[ENTRIES SHOWN]:
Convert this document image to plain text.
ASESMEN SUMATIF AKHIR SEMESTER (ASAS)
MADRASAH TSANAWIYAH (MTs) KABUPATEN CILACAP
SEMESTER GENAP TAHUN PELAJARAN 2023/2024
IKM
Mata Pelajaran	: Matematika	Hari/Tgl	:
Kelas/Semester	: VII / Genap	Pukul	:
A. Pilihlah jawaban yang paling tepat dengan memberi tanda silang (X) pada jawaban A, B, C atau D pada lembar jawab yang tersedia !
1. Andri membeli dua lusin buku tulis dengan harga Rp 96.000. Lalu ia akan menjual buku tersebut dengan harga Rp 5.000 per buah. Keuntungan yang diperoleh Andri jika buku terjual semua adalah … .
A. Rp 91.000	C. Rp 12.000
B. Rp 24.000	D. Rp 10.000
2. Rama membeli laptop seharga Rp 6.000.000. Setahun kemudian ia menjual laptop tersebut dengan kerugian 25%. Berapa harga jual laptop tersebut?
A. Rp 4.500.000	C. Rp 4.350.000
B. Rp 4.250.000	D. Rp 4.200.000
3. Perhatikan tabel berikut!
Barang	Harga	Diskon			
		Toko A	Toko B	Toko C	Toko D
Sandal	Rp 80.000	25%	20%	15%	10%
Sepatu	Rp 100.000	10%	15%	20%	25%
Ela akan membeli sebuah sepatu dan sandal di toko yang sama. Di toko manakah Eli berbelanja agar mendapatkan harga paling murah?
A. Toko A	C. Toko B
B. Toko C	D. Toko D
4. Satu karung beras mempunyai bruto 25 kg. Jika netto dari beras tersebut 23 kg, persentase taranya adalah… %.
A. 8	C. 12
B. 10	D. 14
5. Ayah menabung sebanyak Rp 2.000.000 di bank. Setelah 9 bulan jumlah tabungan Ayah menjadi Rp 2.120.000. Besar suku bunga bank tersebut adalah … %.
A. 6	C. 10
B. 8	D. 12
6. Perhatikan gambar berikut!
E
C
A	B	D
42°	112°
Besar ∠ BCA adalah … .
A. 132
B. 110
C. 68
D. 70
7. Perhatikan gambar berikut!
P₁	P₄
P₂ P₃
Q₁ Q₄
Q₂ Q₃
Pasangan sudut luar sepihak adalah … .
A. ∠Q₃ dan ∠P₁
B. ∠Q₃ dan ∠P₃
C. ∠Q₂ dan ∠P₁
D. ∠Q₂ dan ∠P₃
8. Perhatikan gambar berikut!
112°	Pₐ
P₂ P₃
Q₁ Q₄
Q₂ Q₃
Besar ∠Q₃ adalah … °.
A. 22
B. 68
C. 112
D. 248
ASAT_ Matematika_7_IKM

[SET TASK]:
Each line above is to be repeated exactly.

[CORRECT RESPONSE]:
Convert this document image to plain text.
ASESMEN SUMATIF AKHIR SEMESTER (ASAS)
MADRASAH TSANAWIYAH (MTs) KABUPATEN CILACAP
SEMESTER GENAP TAHUN PELAJARAN 2023/2024
IKM
Mata Pelajaran	: Matematika	Hari/Tgl	:
Kelas/Semester	: VII / Genap	Pukul	:
A. Pilihlah jawaban yang paling tepat dengan memberi tanda silang (X) pada jawaban A, B, C atau D pada lembar jawab yang tersedia !
1. Andri membeli dua lusin buku tulis dengan harga Rp 96.000. Lalu ia akan menjual buku tersebut dengan harga Rp 5.000 per buah. Keuntungan yang diperoleh Andri jika buku terjual semua adalah … .
A. Rp 91.000	C. Rp 12.000
B. Rp 24.000	D. Rp 10.000
2. Rama membeli laptop seharga Rp 6.000.000. Setahun kemudian ia menjual laptop tersebut dengan kerugian 25%. Berapa harga jual laptop tersebut?
A. Rp 4.500.000	C. Rp 4.350.000
B. Rp 4.250.000	D. Rp 4.200.000
3. Perhatikan tabel berikut!
Barang	Harga	Diskon			
		Toko A	Toko B	Toko C	Toko D
Sandal	Rp 80.000	25%	20%	15%	10%
Sepatu	Rp 100.000	10%	15%	20%	25%
Ela akan membeli sebuah sepatu dan sandal di toko yang sama. Di toko manakah Eli berbelanja agar mendapatkan harga paling murah?
A. Toko A	C. Toko B
B. Toko C	D. Toko D
4. Satu karung beras mempunyai bruto 25 kg. Jika netto dari beras tersebut 23 kg, persentase taranya adalah… %.
A. 8	C. 12
B. 10	D. 14
5. Ayah menabung sebanyak Rp 2.000.000 di bank. Setelah 9 bulan jumlah tabungan Ayah menjadi Rp 2.120.000. Besar suku bunga bank tersebut adalah … %.
A. 6	C. 10
B. 8	D. 12
6. Perhatikan gambar berikut!
E
C
A	B	D
42°	112°
Besar ∠ BCA adalah … .
A. 132
B. 110
C. 68
D. 70
7. Perhatikan gambar berikut!
P₁	P₄
P₂ P₃
Q₁ Q₄
Q₂ Q₃
Pasangan sudut luar sepihak adalah … .
A. ∠Q₃ dan ∠P₁
B. ∠Q₃ dan ∠P₃
C. ∠Q₂ dan ∠P₁
D. ∠Q₂ dan ∠P₃
8. Perhatikan gambar berikut!
112°	Pₐ
P₂ P₃
Q₁ Q₄
Q₂ Q₃
Besar ∠Q₃ adalah … °.
A. 22
B. 68
C. 112
D. 248
ASAT_ Matematika_7_IKM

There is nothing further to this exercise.